## STATED GOAL
Quote every line of the data below as it stands, omitting pictures.

Dataset rows

********************

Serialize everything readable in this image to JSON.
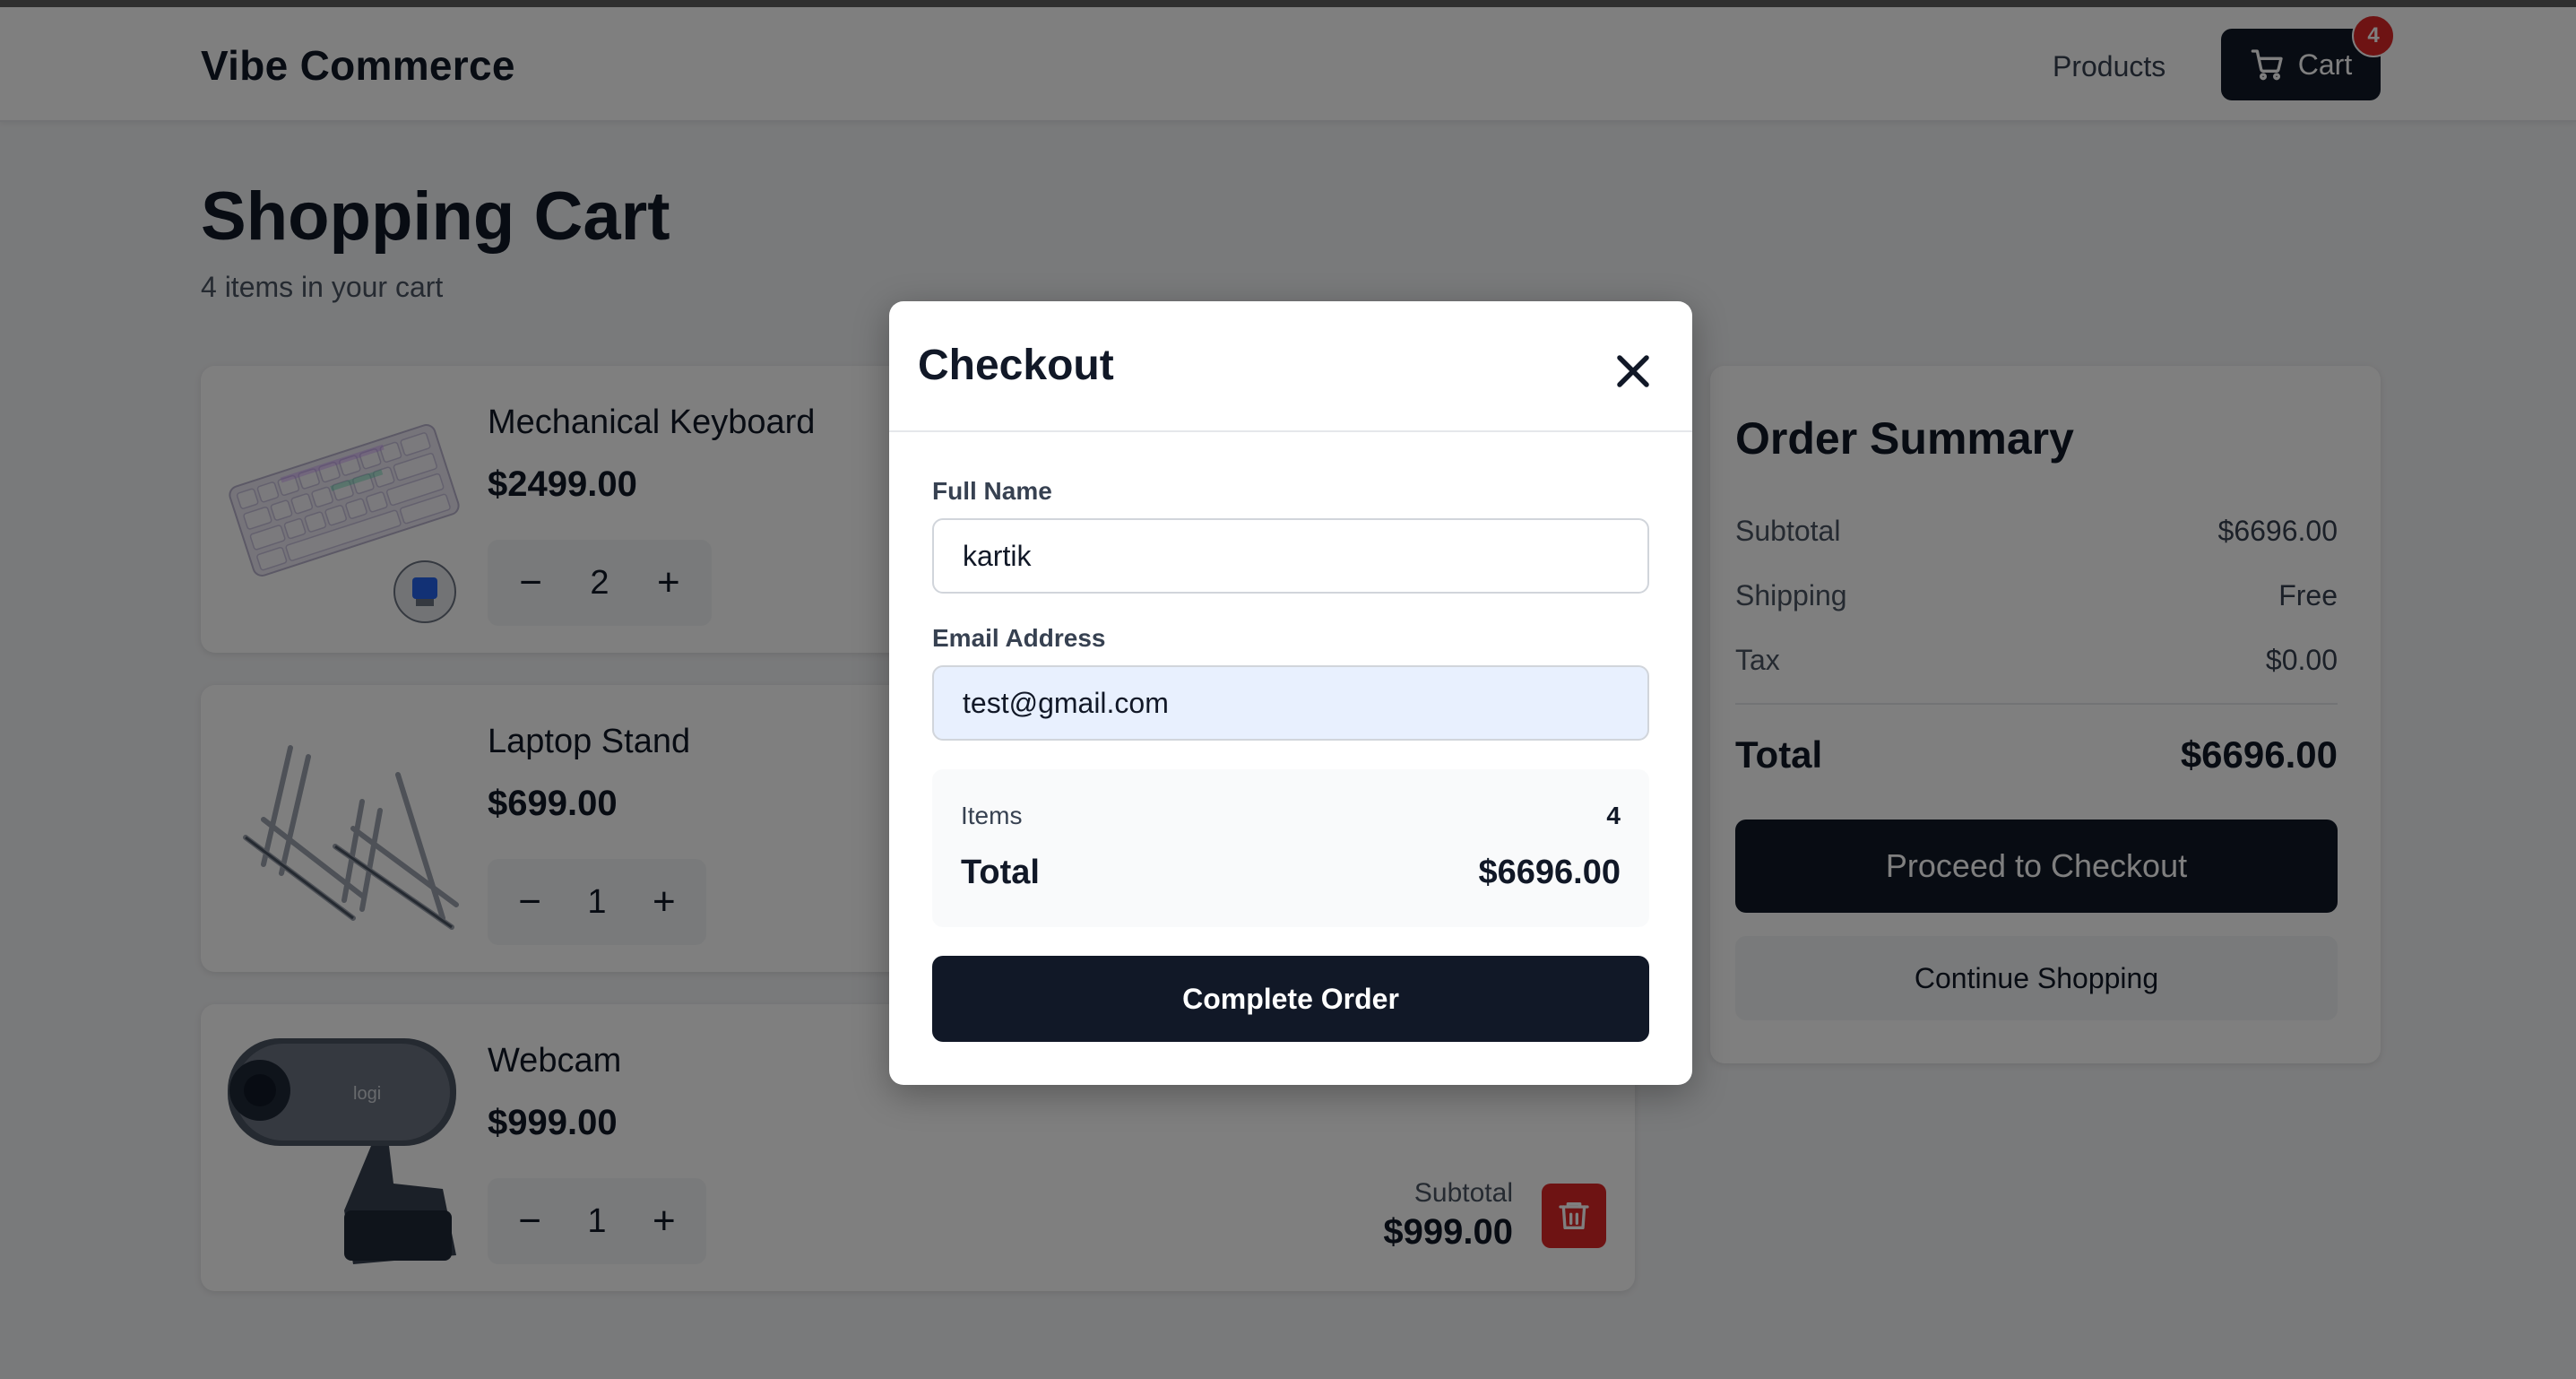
{
  "header": {
    "brand": "Vibe Commerce",
    "nav_products": "Products",
    "cart_label": "Cart",
    "cart_count": "4"
  },
  "page": {
    "title": "Shopping Cart",
    "subtitle": "4 items in your cart"
  },
  "cart_items": [
    {
      "name": "Mechanical Keyboard",
      "price": "$2499.00",
      "qty": "2",
      "image_icon": "keyboard-image"
    },
    {
      "name": "Laptop Stand",
      "price": "$699.00",
      "qty": "1",
      "image_icon": "laptop-stand-image"
    },
    {
      "name": "Webcam",
      "price": "$999.00",
      "qty": "1",
      "image_icon": "webcam-image",
      "subtotal_label": "Subtotal",
      "subtotal": "$999.00"
    }
  ],
  "summary": {
    "title": "Order Summary",
    "rows": [
      {
        "label": "Subtotal",
        "value": "$6696.00"
      },
      {
        "label": "Shipping",
        "value": "Free"
      },
      {
        "label": "Tax",
        "value": "$0.00"
      }
    ],
    "total_label": "Total",
    "total_value": "$6696.00",
    "checkout_button": "Proceed to Checkout",
    "continue_button": "Continue Shopping"
  },
  "modal": {
    "title": "Checkout",
    "name_label": "Full Name",
    "name_value": "kartik",
    "email_label": "Email Address",
    "email_value": "test@gmail.com",
    "items_label": "Items",
    "items_value": "4",
    "total_label": "Total",
    "total_value": "$6696.00",
    "complete_button": "Complete Order"
  },
  "colors": {
    "primary": "#111827",
    "danger": "#dc2626",
    "autofill": "#e8f0fe"
  }
}
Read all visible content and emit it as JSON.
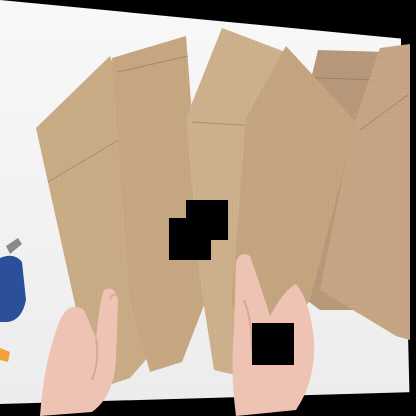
{
  "image": {
    "description_icons": [
      "cardboard-pieces",
      "hands",
      "hot-glue-gun"
    ],
    "colors": {
      "background": "#f4f4f4",
      "cardboard_light": "#c9ab86",
      "cardboard_mid": "#b89774",
      "cardboard_dark": "#a58766",
      "cardboard_back": "#b8987a",
      "skin": "#eec3b3",
      "skin_shadow": "#d9a797",
      "glue_gun_blue": "#2c4f9a",
      "glue_gun_orange": "#f3a13b",
      "redaction": "#000000"
    }
  }
}
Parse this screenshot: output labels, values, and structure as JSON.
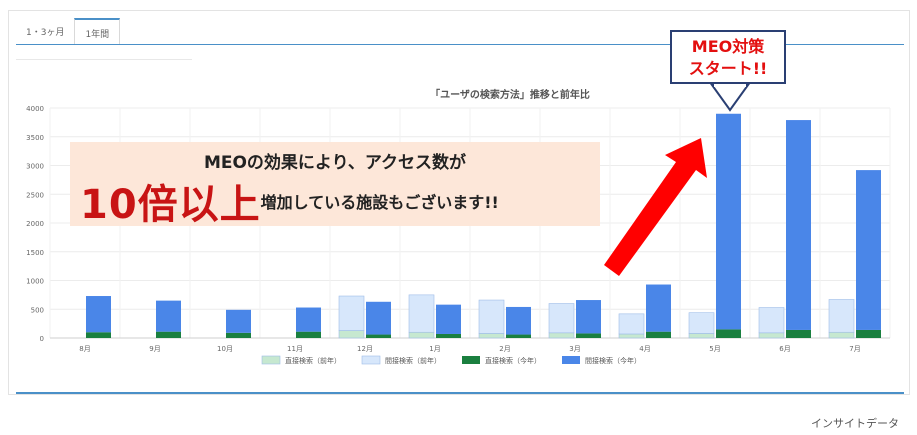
{
  "tabs": [
    {
      "label": "1・3ヶ月"
    },
    {
      "label": "1年間"
    }
  ],
  "chart_data": {
    "type": "bar",
    "title": "「ユーザの検索方法」推移と前年比",
    "categories": [
      "8月",
      "9月",
      "10月",
      "11月",
      "12月",
      "1月",
      "2月",
      "3月",
      "4月",
      "5月",
      "6月",
      "7月"
    ],
    "ylim": [
      0,
      4000
    ],
    "yticks": [
      0,
      500,
      1000,
      1500,
      2000,
      2500,
      3000,
      3500,
      4000
    ],
    "grid": true,
    "legend_position": "bottom",
    "series": [
      {
        "name": "直接検索（前年）",
        "group": "prev",
        "stack_order": 0,
        "color": "#c6e8d0",
        "values": [
          null,
          null,
          null,
          null,
          130,
          100,
          80,
          90,
          70,
          80,
          90,
          100
        ]
      },
      {
        "name": "間接検索（前年）",
        "group": "prev",
        "stack_order": 1,
        "color": "#d7e7fb",
        "values": [
          null,
          null,
          null,
          null,
          600,
          650,
          580,
          510,
          350,
          360,
          440,
          570
        ]
      },
      {
        "name": "直接検索（今年）",
        "group": "curr",
        "stack_order": 0,
        "color": "#1a7f3f",
        "values": [
          100,
          110,
          90,
          110,
          60,
          70,
          60,
          80,
          110,
          150,
          140,
          140
        ]
      },
      {
        "name": "間接検索（今年）",
        "group": "curr",
        "stack_order": 1,
        "color": "#4a86e8",
        "values": [
          630,
          540,
          400,
          420,
          570,
          510,
          480,
          580,
          820,
          3750,
          3650,
          2780
        ]
      }
    ]
  },
  "banner": {
    "line1": "MEOの効果により、アクセス数が",
    "highlight": "10倍以上",
    "line2": "増加している施設もございます!!"
  },
  "callout": {
    "line1": "MEO対策",
    "line2": "スタート!!"
  },
  "caption": "インサイトデータ",
  "colors": {
    "accent": "#4a90c8",
    "arrow": "#ff0000",
    "highlight_text": "#c81414",
    "banner_bg": "#fde7d9",
    "callout_border": "#2a3f73"
  }
}
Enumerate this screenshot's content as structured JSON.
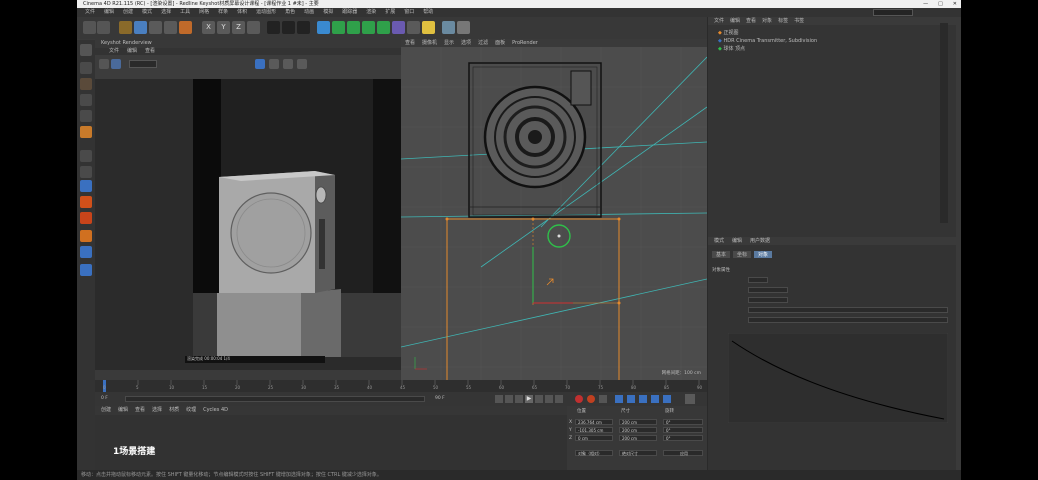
{
  "window": {
    "title": "Cinema 4D R21.115 (RC) - [渲染设置] - Redline Keyshot材质屏幕设计课程 - [课程作业 1 #未] - 主要"
  },
  "menus": [
    "文件",
    "编辑",
    "创建",
    "模式",
    "选择",
    "工具",
    "网格",
    "样条",
    "体积",
    "运动图形",
    "角色",
    "动画",
    "模拟",
    "跟踪器",
    "渲染",
    "扩展",
    "窗口",
    "帮助"
  ],
  "viewport_left": {
    "title": "Keyshot Renderview",
    "menu": [
      "文件",
      "编辑",
      "查看"
    ],
    "statusbar_text": "渲染完成 00:00:04  1/4"
  },
  "viewport_right": {
    "menu": [
      "查看",
      "摄像机",
      "显示",
      "选项",
      "过滤",
      "面板",
      "ProRender"
    ],
    "label": "正视图",
    "grid_text": "网格间距：100 cm"
  },
  "object_manager": {
    "menu": [
      "文件",
      "编辑",
      "查看",
      "对象",
      "标签",
      "书签"
    ],
    "rows": [
      "正视图",
      "HDR Cinema Transmitter, Subdivision",
      "球体 顶点"
    ]
  },
  "attributes": {
    "tabs": [
      "模式",
      "编辑",
      "用户数据"
    ],
    "section_tabs": [
      "基本",
      "坐标",
      "对象"
    ],
    "title": "对象属性"
  },
  "timeline": {
    "ticks": [
      "0",
      "5",
      "10",
      "15",
      "20",
      "25",
      "30",
      "35",
      "40",
      "45",
      "50",
      "55",
      "60",
      "65",
      "70",
      "75",
      "80",
      "85",
      "90"
    ],
    "current_frame": "0 F",
    "end_frame": "90 F"
  },
  "materials_menu": [
    "创建",
    "编辑",
    "查看",
    "选择",
    "材质",
    "纹理",
    "Cycles 4D"
  ],
  "overlay_caption": "1场景搭建",
  "coords": {
    "headers": [
      "位置",
      "尺寸",
      "旋转"
    ],
    "pos": [
      "236.764 cm",
      "-101.305 cm",
      "0 cm"
    ],
    "size": [
      "200 cm",
      "200 cm",
      "200 cm"
    ],
    "rot": [
      "0°",
      "0°",
      "0°"
    ],
    "mode1": "对象（相对）",
    "mode2": "绝对尺寸",
    "apply": "应用"
  },
  "statusbar": "移动：点击并拖动鼠标移动元素。按住 SHIFT 键量化移动；节点编辑模式时按住 SHIFT 键增加选择对象；按住 CTRL 键减少选择对象。",
  "colors": {
    "accent_orange": "#e58a2d",
    "selection_green": "#2fbf4a",
    "axis_cyan": "#3fb6b4"
  }
}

********************

## TASK SOLUTION
Serialize everything readable in this image to JSON.
{
  "header": {
    "brand": "Vibe Commerce",
    "nav_products": "Products",
    "cart_label": "Cart",
    "cart_count": "4"
  },
  "page": {
    "title": "Shopping Cart",
    "subtitle": "4 items in your cart"
  },
  "cart_items": [
    {
      "name": "Mechanical Keyboard",
      "price": "$2499.00",
      "qty": "2",
      "image_icon": "keyboard-image"
    },
    {
      "name": "Laptop Stand",
      "price": "$699.00",
      "qty": "1",
      "image_icon": "laptop-stand-image"
    },
    {
      "name": "Webcam",
      "price": "$999.00",
      "qty": "1",
      "image_icon": "webcam-image",
      "subtotal_label": "Subtotal",
      "subtotal": "$999.00"
    }
  ],
  "summary": {
    "title": "Order Summary",
    "rows": [
      {
        "label": "Subtotal",
        "value": "$6696.00"
      },
      {
        "label": "Shipping",
        "value": "Free"
      },
      {
        "label": "Tax",
        "value": "$0.00"
      }
    ],
    "total_label": "Total",
    "total_value": "$6696.00",
    "checkout_button": "Proceed to Checkout",
    "continue_button": "Continue Shopping"
  },
  "modal": {
    "title": "Checkout",
    "name_label": "Full Name",
    "name_value": "kartik",
    "email_label": "Email Address",
    "email_value": "test@gmail.com",
    "items_label": "Items",
    "items_value": "4",
    "total_label": "Total",
    "total_value": "$6696.00",
    "complete_button": "Complete Order"
  },
  "colors": {
    "primary": "#111827",
    "danger": "#dc2626",
    "autofill": "#e8f0fe"
  }
}
Read all visible content and emit it as JSON.
{
  "image": {
    "description_icons": [
      "cardboard-pieces",
      "hands",
      "hot-glue-gun"
    ],
    "colors": {
      "background": "#f4f4f4",
      "cardboard_light": "#c9ab86",
      "cardboard_mid": "#b89774",
      "cardboard_dark": "#a58766",
      "cardboard_back": "#b8987a",
      "skin": "#eec3b3",
      "skin_shadow": "#d9a797",
      "glue_gun_blue": "#2c4f9a",
      "glue_gun_orange": "#f3a13b",
      "redaction": "#000000"
    }
  }
}
Parse this screenshot: output labels, values, and structure as JSON.
{
  "tabs": [
    {
      "label": "1・3ヶ月"
    },
    {
      "label": "1年間"
    }
  ],
  "chart_data": {
    "type": "bar",
    "title": "「ユーザの検索方法」推移と前年比",
    "categories": [
      "8月",
      "9月",
      "10月",
      "11月",
      "12月",
      "1月",
      "2月",
      "3月",
      "4月",
      "5月",
      "6月",
      "7月"
    ],
    "ylim": [
      0,
      4000
    ],
    "yticks": [
      0,
      500,
      1000,
      1500,
      2000,
      2500,
      3000,
      3500,
      4000
    ],
    "grid": true,
    "legend_position": "bottom",
    "series": [
      {
        "name": "直接検索（前年）",
        "group": "prev",
        "stack_order": 0,
        "color": "#c6e8d0",
        "values": [
          null,
          null,
          null,
          null,
          130,
          100,
          80,
          90,
          70,
          80,
          90,
          100
        ]
      },
      {
        "name": "間接検索（前年）",
        "group": "prev",
        "stack_order": 1,
        "color": "#d7e7fb",
        "values": [
          null,
          null,
          null,
          null,
          600,
          650,
          580,
          510,
          350,
          360,
          440,
          570
        ]
      },
      {
        "name": "直接検索（今年）",
        "group": "curr",
        "stack_order": 0,
        "color": "#1a7f3f",
        "values": [
          100,
          110,
          90,
          110,
          60,
          70,
          60,
          80,
          110,
          150,
          140,
          140
        ]
      },
      {
        "name": "間接検索（今年）",
        "group": "curr",
        "stack_order": 1,
        "color": "#4a86e8",
        "values": [
          630,
          540,
          400,
          420,
          570,
          510,
          480,
          580,
          820,
          3750,
          3650,
          2780
        ]
      }
    ]
  },
  "banner": {
    "line1": "MEOの効果により、アクセス数が",
    "highlight": "10倍以上",
    "line2": "増加している施設もございます!!"
  },
  "callout": {
    "line1": "MEO対策",
    "line2": "スタート!!"
  },
  "caption": "インサイトデータ",
  "colors": {
    "accent": "#4a90c8",
    "arrow": "#ff0000",
    "highlight_text": "#c81414",
    "banner_bg": "#fde7d9",
    "callout_border": "#2a3f73"
  }
}
Enumerate this screenshot's content as structured JSON.
{
  "window": {
    "title": "Cinema 4D R21.115 (RC) - [渲染设置] - Redline Keyshot材质屏幕设计课程 - [课程作业 1 #未] - 主要"
  },
  "menus": [
    "文件",
    "编辑",
    "创建",
    "模式",
    "选择",
    "工具",
    "网格",
    "样条",
    "体积",
    "运动图形",
    "角色",
    "动画",
    "模拟",
    "跟踪器",
    "渲染",
    "扩展",
    "窗口",
    "帮助"
  ],
  "viewport_left": {
    "title": "Keyshot Renderview",
    "menu": [
      "文件",
      "编辑",
      "查看"
    ],
    "statusbar_text": "渲染完成 00:00:04  1/4"
  },
  "viewport_right": {
    "menu": [
      "查看",
      "摄像机",
      "显示",
      "选项",
      "过滤",
      "面板",
      "ProRender"
    ],
    "label": "正视图",
    "grid_text": "网格间距：100 cm"
  },
  "object_manager": {
    "menu": [
      "文件",
      "编辑",
      "查看",
      "对象",
      "标签",
      "书签"
    ],
    "rows": [
      "正视图",
      "HDR Cinema Transmitter, Subdivision",
      "球体 顶点"
    ]
  },
  "attributes": {
    "tabs": [
      "模式",
      "编辑",
      "用户数据"
    ],
    "section_tabs": [
      "基本",
      "坐标",
      "对象"
    ],
    "title": "对象属性"
  },
  "timeline": {
    "ticks": [
      "0",
      "5",
      "10",
      "15",
      "20",
      "25",
      "30",
      "35",
      "40",
      "45",
      "50",
      "55",
      "60",
      "65",
      "70",
      "75",
      "80",
      "85",
      "90"
    ],
    "current_frame": "0 F",
    "end_frame": "90 F"
  },
  "materials_menu": [
    "创建",
    "编辑",
    "查看",
    "选择",
    "材质",
    "纹理",
    "Cycles 4D"
  ],
  "overlay_caption": "1场景搭建",
  "coords": {
    "headers": [
      "位置",
      "尺寸",
      "旋转"
    ],
    "pos": [
      "236.764 cm",
      "-101.305 cm",
      "0 cm"
    ],
    "size": [
      "200 cm",
      "200 cm",
      "200 cm"
    ],
    "rot": [
      "0°",
      "0°",
      "0°"
    ],
    "mode1": "对象（相对）",
    "mode2": "绝对尺寸",
    "apply": "应用"
  },
  "statusbar": "移动：点击并拖动鼠标移动元素。按住 SHIFT 键量化移动；节点编辑模式时按住 SHIFT 键增加选择对象；按住 CTRL 键减少选择对象。",
  "colors": {
    "accent_orange": "#e58a2d",
    "selection_green": "#2fbf4a",
    "axis_cyan": "#3fb6b4"
  }
}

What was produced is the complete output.